What to do =>
a. According to the profiles of college swim coaches, how many dual meet wins had Frank Comfort reached by 2004?
b. Carry on the profiles of college swim coaches from where they stop.

Frank Rockwell Comfort was a competitive swimmer for Syracuse University and the head swim coach for the University of North Carolina from 1977 to 2007 where he led the Tarheels to 349 dual meet wins. Combined with his prior wins coaching Johns Hopkins University, in 2004 he reached 578 dual meet wins, a number that uniquely distinguished him as the coach with the most wins in collegiate swimming history. In the year before beginning his long service as coach for North Carolina, he led the Johns Hopkins Swim team to a 1977 NCAA National Championship. Comfort coached 8 Olympic participants, four women, and four men, primarily at the University of North Carolina.
Charles Eaton "Red" Silvia was an All-American competitive swimmer for Springfield College, and a Hall of Fame swimming coach for Springfield from 1937 through 1978 where he led his teams to ten New England Intercollegiate Championships. A 1956 Assistant Olympic swim coach, he was an outstanding contributor to the swimming community and served as President of the College Swimming Coaches Association of America, as well as chairing the Board of the International Swimming Hall of Fame. He authored seven books on swimming, Life Saving, and Scuba Diving, and was best known for his book, Life Saving and Water Safety Today.
Steve Kuster was an All-American competitive swimmer for the University of Pennsylvania and a swim coach for Williams College from 1999 through 2024 where he led the Williams men to 21 New England Small College Athletic Conference (NESCAC) Conference team championships and the Williams women to 20 NESCAC Conference team championships from 2001 to 2024. As of 2022, his men and women's teams have combined for 52 NCAA Division II and New England Small College Athletic Association (NESAC) national individual titles. Of these, 37 individual combined titles for both men and women have been in NESCAC Conference Championships.

Entries =>
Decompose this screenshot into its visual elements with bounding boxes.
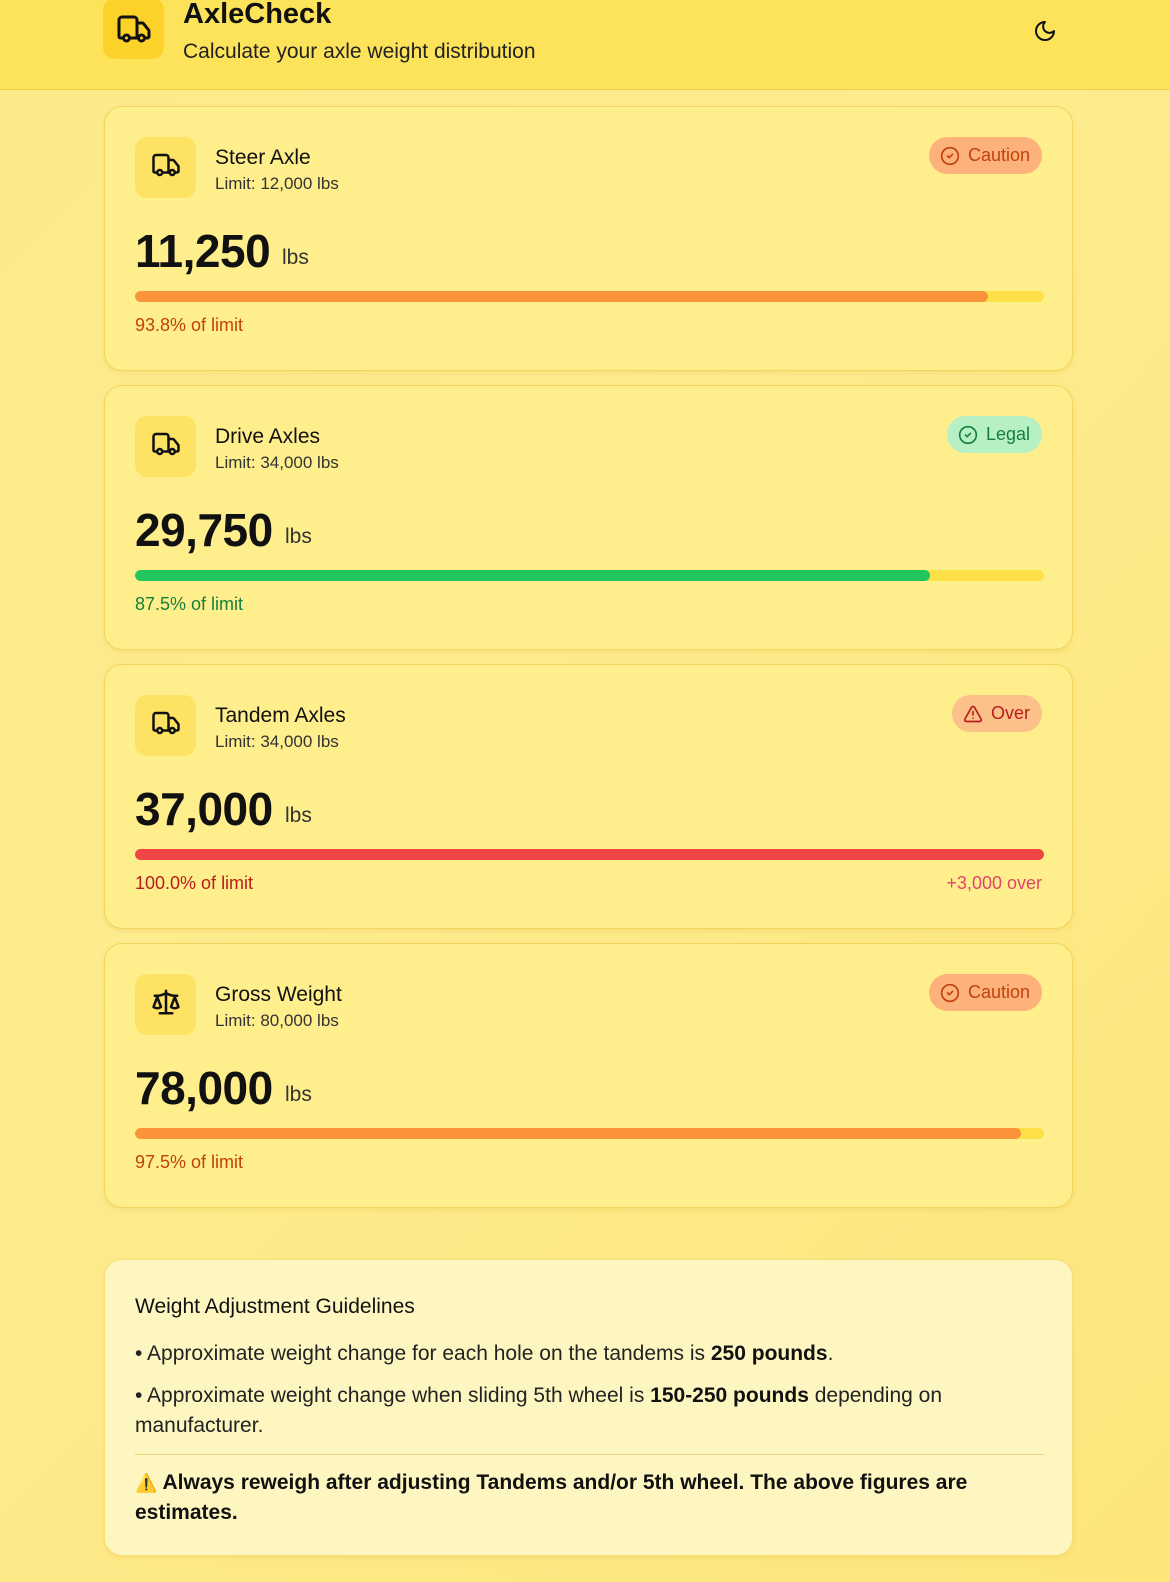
status-label: Legal [985, 424, 1030, 444]
guideline-text: • Approximate weight change for each hole on the tandems is [135, 1342, 711, 1365]
divider [135, 1454, 1044, 1455]
guideline-text: • Approximate weight change when sliding 5th wheel is [135, 1384, 651, 1407]
warning-text: Always reweigh after adjusting Tandems and/or 5th wheel. The above figures are estimates. [135, 1471, 968, 1524]
app-title: AxleCheck [183, 0, 332, 30]
percent-of-limit: 97.5% of limit [135, 1152, 244, 1172]
progress-bar [135, 1128, 1044, 1139]
truck-icon [151, 708, 181, 743]
check-circle-icon [940, 983, 960, 1003]
weight-unit: lbs [282, 246, 309, 269]
over-amount: +3,000 over [946, 873, 1042, 893]
card-icon [135, 695, 196, 756]
progress-fill [135, 1128, 1021, 1139]
weight-unit: lbs [285, 1083, 312, 1106]
truck-icon [151, 150, 181, 185]
axle-card [104, 664, 1073, 929]
truck-icon [116, 11, 152, 47]
moon-icon [1033, 19, 1057, 43]
truck-icon [151, 429, 181, 464]
card-icon [135, 416, 196, 477]
card-icon [135, 137, 196, 198]
status-badge [929, 137, 1042, 174]
progress-fill [135, 291, 988, 302]
card-title: Tandem Axles [215, 704, 346, 727]
warning-triangle-icon [963, 704, 983, 724]
guideline-text: depending on manufacturer. [135, 1384, 943, 1437]
card-title: Gross Weight [215, 983, 342, 1006]
progress-bar [135, 570, 1044, 581]
status-label: Over [990, 703, 1030, 723]
axle-card [104, 106, 1073, 371]
percent-of-limit: 87.5% of limit [135, 594, 244, 614]
guidelines-panel [104, 1259, 1073, 1556]
status-label: Caution [967, 145, 1030, 165]
weight-value: 37,000 [135, 783, 273, 835]
weight-value: 11,250 [135, 225, 271, 277]
progress-fill [135, 849, 1044, 860]
guideline-text: . [827, 1342, 834, 1365]
guideline-emphasis: 250 pounds [710, 1342, 828, 1365]
card-title: Drive Axles [215, 425, 321, 448]
weight-unit: lbs [285, 804, 312, 827]
guidelines-title: Weight Adjustment Guidelines [135, 1295, 415, 1318]
progress-fill [135, 570, 930, 581]
card-limit: Limit: 80,000 lbs [215, 1011, 339, 1030]
card-title: Steer Axle [215, 146, 311, 169]
card-limit: Limit: 34,000 lbs [215, 732, 339, 751]
theme-toggle-button[interactable] [1030, 16, 1060, 46]
check-circle-icon [940, 146, 960, 166]
status-badge [952, 695, 1042, 732]
weight-value: 29,750 [135, 504, 273, 556]
app-logo [103, 0, 164, 59]
progress-bar [135, 849, 1044, 860]
axle-card [104, 385, 1073, 650]
status-badge [929, 974, 1042, 1011]
percent-of-limit: 100.0% of limit [135, 873, 254, 893]
weight-value: 78,000 [135, 1062, 273, 1114]
scale-icon [151, 987, 181, 1022]
app-subtitle: Calculate your axle weight distribution [183, 40, 536, 63]
guideline-emphasis: 150-250 pounds [650, 1384, 809, 1407]
progress-bar [135, 291, 1044, 302]
status-label: Caution [967, 982, 1030, 1002]
weight-unit: lbs [285, 525, 312, 548]
warning-icon: ⚠️ [135, 1473, 158, 1493]
card-limit: Limit: 34,000 lbs [215, 453, 339, 472]
card-limit: Limit: 12,000 lbs [215, 174, 339, 193]
card-icon [135, 974, 196, 1035]
app-header [0, 0, 1170, 90]
percent-of-limit: 93.8% of limit [135, 315, 244, 335]
axle-card [104, 943, 1073, 1208]
guideline-fifth-wheel [135, 1381, 1015, 1441]
reweigh-warning [135, 1468, 1015, 1528]
check-circle-icon [958, 425, 978, 445]
guideline-tandem [135, 1339, 1015, 1369]
status-badge [947, 416, 1042, 453]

Answer set =>
a. 578

b.
Susan Bassett was a competitive swimmer in high school and a swim coach and assistant director of athletics at Union College from 1987 through 1995, where she led the Union men to a New York State Championship in 1995 and the Union women to New York State Championships in 1990 and 1994. She later served as a Director of Athletics at Hobart and William Smith Colleges from 1995 to 2005, Carnegie Mellon University from 2005 to 2013, and then Ithaca College beginning in 2013. She had the distinction in 2022 of being selected to the list of the College Swimming Coaches Association of America's (CSCAA) 100 Greatest Coaches of the Century.
Charles McCaffree Jr., known as "Coach Mac", was a collegiate swimmer for Michigan University, and a Hall of Fame Head Coach for Michigan State University from 1941 to 1969, where he led the team to 8 Central Collegiate Conference championships, a National AAU title, and a Big Ten Conference Championship in 1957. He was an Asst. Manager to the U.S. Olympic swim team in 1972, and as a major contributor to the swimming community in the 1960s, served as President of the College Swimming Coaches Association and Secretary of the U.S. Olympic Swim Committee.